### GIVEN REQUEST
Set down each record exactly as written.

### DATA SHOWN
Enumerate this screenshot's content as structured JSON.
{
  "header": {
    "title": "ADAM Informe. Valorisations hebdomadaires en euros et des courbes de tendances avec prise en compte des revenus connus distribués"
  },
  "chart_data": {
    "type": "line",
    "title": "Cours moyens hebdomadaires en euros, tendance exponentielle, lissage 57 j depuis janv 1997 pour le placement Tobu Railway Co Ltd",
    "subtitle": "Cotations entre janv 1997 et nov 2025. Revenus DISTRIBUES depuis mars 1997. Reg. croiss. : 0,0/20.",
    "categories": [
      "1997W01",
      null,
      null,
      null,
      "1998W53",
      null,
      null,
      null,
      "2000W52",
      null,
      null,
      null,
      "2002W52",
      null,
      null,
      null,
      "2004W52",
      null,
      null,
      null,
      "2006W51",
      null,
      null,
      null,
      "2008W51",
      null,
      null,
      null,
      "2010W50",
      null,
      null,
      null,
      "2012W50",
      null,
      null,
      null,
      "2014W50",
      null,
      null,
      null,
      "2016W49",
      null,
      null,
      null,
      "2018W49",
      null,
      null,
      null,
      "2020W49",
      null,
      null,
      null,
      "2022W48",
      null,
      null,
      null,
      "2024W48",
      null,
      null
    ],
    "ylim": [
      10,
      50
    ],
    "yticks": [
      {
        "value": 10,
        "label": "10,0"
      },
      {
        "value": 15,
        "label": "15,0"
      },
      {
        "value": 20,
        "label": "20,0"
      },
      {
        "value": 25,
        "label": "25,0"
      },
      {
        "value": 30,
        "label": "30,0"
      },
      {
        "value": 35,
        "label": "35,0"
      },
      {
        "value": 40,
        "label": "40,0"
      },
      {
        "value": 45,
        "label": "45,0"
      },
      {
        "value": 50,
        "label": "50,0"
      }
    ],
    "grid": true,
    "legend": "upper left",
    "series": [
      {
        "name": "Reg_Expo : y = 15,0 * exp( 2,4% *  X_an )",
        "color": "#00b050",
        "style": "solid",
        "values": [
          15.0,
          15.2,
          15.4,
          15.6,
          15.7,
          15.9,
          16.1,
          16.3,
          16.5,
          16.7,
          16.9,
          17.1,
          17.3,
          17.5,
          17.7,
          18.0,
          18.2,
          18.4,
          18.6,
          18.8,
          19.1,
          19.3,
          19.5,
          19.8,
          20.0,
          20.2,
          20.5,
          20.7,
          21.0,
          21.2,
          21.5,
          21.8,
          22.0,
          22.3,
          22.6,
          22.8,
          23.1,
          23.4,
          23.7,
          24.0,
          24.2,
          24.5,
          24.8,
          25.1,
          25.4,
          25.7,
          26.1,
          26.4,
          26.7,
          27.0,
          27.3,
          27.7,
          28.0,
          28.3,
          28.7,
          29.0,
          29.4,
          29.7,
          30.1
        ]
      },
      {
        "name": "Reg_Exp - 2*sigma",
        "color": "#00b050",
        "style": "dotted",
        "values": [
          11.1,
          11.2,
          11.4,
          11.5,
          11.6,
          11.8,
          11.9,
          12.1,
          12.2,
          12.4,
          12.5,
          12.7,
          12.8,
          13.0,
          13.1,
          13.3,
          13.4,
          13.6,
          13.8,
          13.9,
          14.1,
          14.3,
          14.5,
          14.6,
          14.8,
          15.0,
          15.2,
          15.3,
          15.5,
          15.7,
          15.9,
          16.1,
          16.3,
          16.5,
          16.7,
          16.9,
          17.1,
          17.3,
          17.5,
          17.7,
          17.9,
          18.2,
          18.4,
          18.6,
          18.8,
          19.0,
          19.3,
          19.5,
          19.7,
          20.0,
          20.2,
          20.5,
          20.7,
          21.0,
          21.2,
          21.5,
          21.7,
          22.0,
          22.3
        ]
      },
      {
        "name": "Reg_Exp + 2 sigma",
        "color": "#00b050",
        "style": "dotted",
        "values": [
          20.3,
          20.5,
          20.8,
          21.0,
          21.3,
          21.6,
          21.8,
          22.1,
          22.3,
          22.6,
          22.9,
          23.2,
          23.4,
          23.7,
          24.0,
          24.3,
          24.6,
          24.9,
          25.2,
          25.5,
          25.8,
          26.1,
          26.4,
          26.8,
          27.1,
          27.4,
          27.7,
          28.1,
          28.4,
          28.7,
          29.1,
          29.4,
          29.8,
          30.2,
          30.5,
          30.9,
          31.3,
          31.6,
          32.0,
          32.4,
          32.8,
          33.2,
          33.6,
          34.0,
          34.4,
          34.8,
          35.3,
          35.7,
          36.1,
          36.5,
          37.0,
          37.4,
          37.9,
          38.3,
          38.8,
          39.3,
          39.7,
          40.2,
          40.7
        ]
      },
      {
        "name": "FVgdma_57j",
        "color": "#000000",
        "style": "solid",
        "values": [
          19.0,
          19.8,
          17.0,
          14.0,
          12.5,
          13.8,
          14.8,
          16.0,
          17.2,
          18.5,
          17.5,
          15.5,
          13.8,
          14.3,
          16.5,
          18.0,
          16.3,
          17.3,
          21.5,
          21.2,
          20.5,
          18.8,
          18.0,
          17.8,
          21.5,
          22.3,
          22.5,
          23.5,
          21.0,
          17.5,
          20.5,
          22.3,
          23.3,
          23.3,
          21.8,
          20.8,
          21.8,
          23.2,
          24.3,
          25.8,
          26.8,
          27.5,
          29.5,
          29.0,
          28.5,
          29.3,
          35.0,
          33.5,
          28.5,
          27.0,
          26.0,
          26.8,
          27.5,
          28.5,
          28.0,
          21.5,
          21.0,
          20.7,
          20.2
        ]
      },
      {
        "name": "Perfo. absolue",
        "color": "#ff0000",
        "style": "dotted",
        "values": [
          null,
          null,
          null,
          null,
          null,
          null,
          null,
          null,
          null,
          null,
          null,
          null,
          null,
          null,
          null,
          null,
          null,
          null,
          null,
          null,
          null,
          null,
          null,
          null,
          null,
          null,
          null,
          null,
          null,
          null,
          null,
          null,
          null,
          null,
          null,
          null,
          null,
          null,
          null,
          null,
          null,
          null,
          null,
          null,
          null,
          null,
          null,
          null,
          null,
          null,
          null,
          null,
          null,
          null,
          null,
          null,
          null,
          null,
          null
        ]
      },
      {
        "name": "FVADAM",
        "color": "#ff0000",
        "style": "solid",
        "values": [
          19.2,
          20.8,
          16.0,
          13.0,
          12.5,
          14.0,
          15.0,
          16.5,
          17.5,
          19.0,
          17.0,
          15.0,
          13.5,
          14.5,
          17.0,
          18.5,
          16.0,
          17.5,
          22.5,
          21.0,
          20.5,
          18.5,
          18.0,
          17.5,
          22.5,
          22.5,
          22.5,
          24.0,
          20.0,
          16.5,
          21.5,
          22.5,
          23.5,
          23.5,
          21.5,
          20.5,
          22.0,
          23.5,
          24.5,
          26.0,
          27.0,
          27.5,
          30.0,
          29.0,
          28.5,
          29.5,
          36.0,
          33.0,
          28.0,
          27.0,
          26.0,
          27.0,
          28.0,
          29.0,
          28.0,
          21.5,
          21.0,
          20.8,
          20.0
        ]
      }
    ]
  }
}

### RESPONSE TO THIS TASK
Enumerate this screenshot's content as structured JSON.
{
  "header": {
    "title": "ADAM Informe. Valorisations hebdomadaires en euros et des courbes de tendances avec prise en compte des revenus connus distribués"
  },
  "chart_data": {
    "type": "line",
    "title": "Cours moyens hebdomadaires en euros, tendance exponentielle, lissage 57 j depuis janv 1997 pour le placement Tobu Railway Co Ltd",
    "subtitle": "Cotations entre janv 1997 et nov 2025. Revenus DISTRIBUES depuis mars 1997. Reg. croiss. : 0,0/20.",
    "categories": [
      "1997W01",
      null,
      null,
      null,
      "1998W53",
      null,
      null,
      null,
      "2000W52",
      null,
      null,
      null,
      "2002W52",
      null,
      null,
      null,
      "2004W52",
      null,
      null,
      null,
      "2006W51",
      null,
      null,
      null,
      "2008W51",
      null,
      null,
      null,
      "2010W50",
      null,
      null,
      null,
      "2012W50",
      null,
      null,
      null,
      "2014W50",
      null,
      null,
      null,
      "2016W49",
      null,
      null,
      null,
      "2018W49",
      null,
      null,
      null,
      "2020W49",
      null,
      null,
      null,
      "2022W48",
      null,
      null,
      null,
      "2024W48",
      null,
      null
    ],
    "ylim": [
      10,
      50
    ],
    "yticks": [
      {
        "value": 10,
        "label": "10,0"
      },
      {
        "value": 15,
        "label": "15,0"
      },
      {
        "value": 20,
        "label": "20,0"
      },
      {
        "value": 25,
        "label": "25,0"
      },
      {
        "value": 30,
        "label": "30,0"
      },
      {
        "value": 35,
        "label": "35,0"
      },
      {
        "value": 40,
        "label": "40,0"
      },
      {
        "value": 45,
        "label": "45,0"
      },
      {
        "value": 50,
        "label": "50,0"
      }
    ],
    "grid": true,
    "legend": "upper left",
    "series": [
      {
        "name": "Reg_Expo : y = 15,0 * exp( 2,4% *  X_an )",
        "color": "#00b050",
        "style": "solid",
        "values": [
          15.0,
          15.2,
          15.4,
          15.6,
          15.7,
          15.9,
          16.1,
          16.3,
          16.5,
          16.7,
          16.9,
          17.1,
          17.3,
          17.5,
          17.7,
          18.0,
          18.2,
          18.4,
          18.6,
          18.8,
          19.1,
          19.3,
          19.5,
          19.8,
          20.0,
          20.2,
          20.5,
          20.7,
          21.0,
          21.2,
          21.5,
          21.8,
          22.0,
          22.3,
          22.6,
          22.8,
          23.1,
          23.4,
          23.7,
          24.0,
          24.2,
          24.5,
          24.8,
          25.1,
          25.4,
          25.7,
          26.1,
          26.4,
          26.7,
          27.0,
          27.3,
          27.7,
          28.0,
          28.3,
          28.7,
          29.0,
          29.4,
          29.7,
          30.1
        ]
      },
      {
        "name": "Reg_Exp - 2*sigma",
        "color": "#00b050",
        "style": "dotted",
        "values": [
          11.1,
          11.2,
          11.4,
          11.5,
          11.6,
          11.8,
          11.9,
          12.1,
          12.2,
          12.4,
          12.5,
          12.7,
          12.8,
          13.0,
          13.1,
          13.3,
          13.4,
          13.6,
          13.8,
          13.9,
          14.1,
          14.3,
          14.5,
          14.6,
          14.8,
          15.0,
          15.2,
          15.3,
          15.5,
          15.7,
          15.9,
          16.1,
          16.3,
          16.5,
          16.7,
          16.9,
          17.1,
          17.3,
          17.5,
          17.7,
          17.9,
          18.2,
          18.4,
          18.6,
          18.8,
          19.0,
          19.3,
          19.5,
          19.7,
          20.0,
          20.2,
          20.5,
          20.7,
          21.0,
          21.2,
          21.5,
          21.7,
          22.0,
          22.3
        ]
      },
      {
        "name": "Reg_Exp + 2 sigma",
        "color": "#00b050",
        "style": "dotted",
        "values": [
          20.3,
          20.5,
          20.8,
          21.0,
          21.3,
          21.6,
          21.8,
          22.1,
          22.3,
          22.6,
          22.9,
          23.2,
          23.4,
          23.7,
          24.0,
          24.3,
          24.6,
          24.9,
          25.2,
          25.5,
          25.8,
          26.1,
          26.4,
          26.8,
          27.1,
          27.4,
          27.7,
          28.1,
          28.4,
          28.7,
          29.1,
          29.4,
          29.8,
          30.2,
          30.5,
          30.9,
          31.3,
          31.6,
          32.0,
          32.4,
          32.8,
          33.2,
          33.6,
          34.0,
          34.4,
          34.8,
          35.3,
          35.7,
          36.1,
          36.5,
          37.0,
          37.4,
          37.9,
          38.3,
          38.8,
          39.3,
          39.7,
          40.2,
          40.7
        ]
      },
      {
        "name": "FVgdma_57j",
        "color": "#000000",
        "style": "solid",
        "values": [
          19.0,
          19.8,
          17.0,
          14.0,
          12.5,
          13.8,
          14.8,
          16.0,
          17.2,
          18.5,
          17.5,
          15.5,
          13.8,
          14.3,
          16.5,
          18.0,
          16.3,
          17.3,
          21.5,
          21.2,
          20.5,
          18.8,
          18.0,
          17.8,
          21.5,
          22.3,
          22.5,
          23.5,
          21.0,
          17.5,
          20.5,
          22.3,
          23.3,
          23.3,
          21.8,
          20.8,
          21.8,
          23.2,
          24.3,
          25.8,
          26.8,
          27.5,
          29.5,
          29.0,
          28.5,
          29.3,
          35.0,
          33.5,
          28.5,
          27.0,
          26.0,
          26.8,
          27.5,
          28.5,
          28.0,
          21.5,
          21.0,
          20.7,
          20.2
        ]
      },
      {
        "name": "Perfo. absolue",
        "color": "#ff0000",
        "style": "dotted",
        "values": [
          null,
          null,
          null,
          null,
          null,
          null,
          null,
          null,
          null,
          null,
          null,
          null,
          null,
          null,
          null,
          null,
          null,
          null,
          null,
          null,
          null,
          null,
          null,
          null,
          null,
          null,
          null,
          null,
          null,
          null,
          null,
          null,
          null,
          null,
          null,
          null,
          null,
          null,
          null,
          null,
          null,
          null,
          null,
          null,
          null,
          null,
          null,
          null,
          null,
          null,
          null,
          null,
          null,
          null,
          null,
          null,
          null,
          null,
          null
        ]
      },
      {
        "name": "FVADAM",
        "color": "#ff0000",
        "style": "solid",
        "values": [
          19.2,
          20.8,
          16.0,
          13.0,
          12.5,
          14.0,
          15.0,
          16.5,
          17.5,
          19.0,
          17.0,
          15.0,
          13.5,
          14.5,
          17.0,
          18.5,
          16.0,
          17.5,
          22.5,
          21.0,
          20.5,
          18.5,
          18.0,
          17.5,
          22.5,
          22.5,
          22.5,
          24.0,
          20.0,
          16.5,
          21.5,
          22.5,
          23.5,
          23.5,
          21.5,
          20.5,
          22.0,
          23.5,
          24.5,
          26.0,
          27.0,
          27.5,
          30.0,
          29.0,
          28.5,
          29.5,
          36.0,
          33.0,
          28.0,
          27.0,
          26.0,
          27.0,
          28.0,
          29.0,
          28.0,
          21.5,
          21.0,
          20.8,
          20.0
        ]
      }
    ]
  }
}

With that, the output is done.